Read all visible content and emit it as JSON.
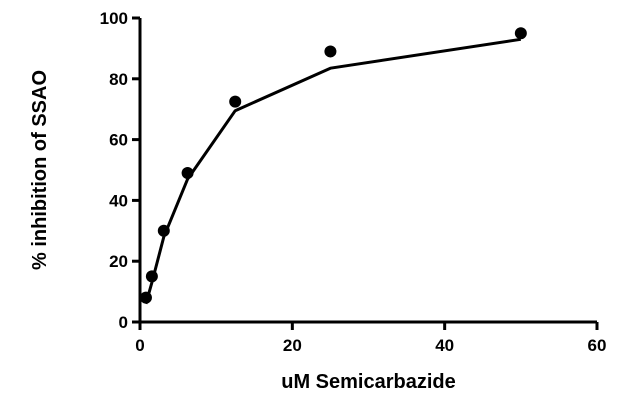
{
  "chart_data": {
    "type": "scatter",
    "xlabel": "uM Semicarbazide",
    "ylabel": "% inhibition of SSAO",
    "xlim": [
      0,
      60
    ],
    "ylim": [
      0,
      100
    ],
    "x_ticks": [
      0,
      20,
      40,
      60
    ],
    "y_ticks": [
      0,
      20,
      40,
      60,
      80,
      100
    ],
    "grid": false,
    "series": [
      {
        "style": "points",
        "color": "#000000",
        "x": [
          0.78,
          1.56,
          3.125,
          6.25,
          12.5,
          25,
          50
        ],
        "y": [
          8,
          15,
          30,
          49,
          72.5,
          89,
          95
        ]
      },
      {
        "style": "line",
        "color": "#000000",
        "x": [
          0.78,
          1.56,
          3.125,
          6.25,
          12.5,
          25,
          50
        ],
        "y": [
          6,
          13,
          28,
          47,
          69.5,
          83.5,
          93
        ]
      }
    ]
  }
}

★ ★ ★ ★

Quote everything in the listing above exactly; pictures are the only thing to omit.

Read all visible content and emit it as JSON.
{
  "chart_data": {
    "type": "scatter",
    "xlabel": "uM Semicarbazide",
    "ylabel": "% inhibition of SSAO",
    "xlim": [
      0,
      60
    ],
    "ylim": [
      0,
      100
    ],
    "x_ticks": [
      0,
      20,
      40,
      60
    ],
    "y_ticks": [
      0,
      20,
      40,
      60,
      80,
      100
    ],
    "grid": false,
    "series": [
      {
        "style": "points",
        "color": "#000000",
        "x": [
          0.78,
          1.56,
          3.125,
          6.25,
          12.5,
          25,
          50
        ],
        "y": [
          8,
          15,
          30,
          49,
          72.5,
          89,
          95
        ]
      },
      {
        "style": "line",
        "color": "#000000",
        "x": [
          0.78,
          1.56,
          3.125,
          6.25,
          12.5,
          25,
          50
        ],
        "y": [
          6,
          13,
          28,
          47,
          69.5,
          83.5,
          93
        ]
      }
    ]
  }
}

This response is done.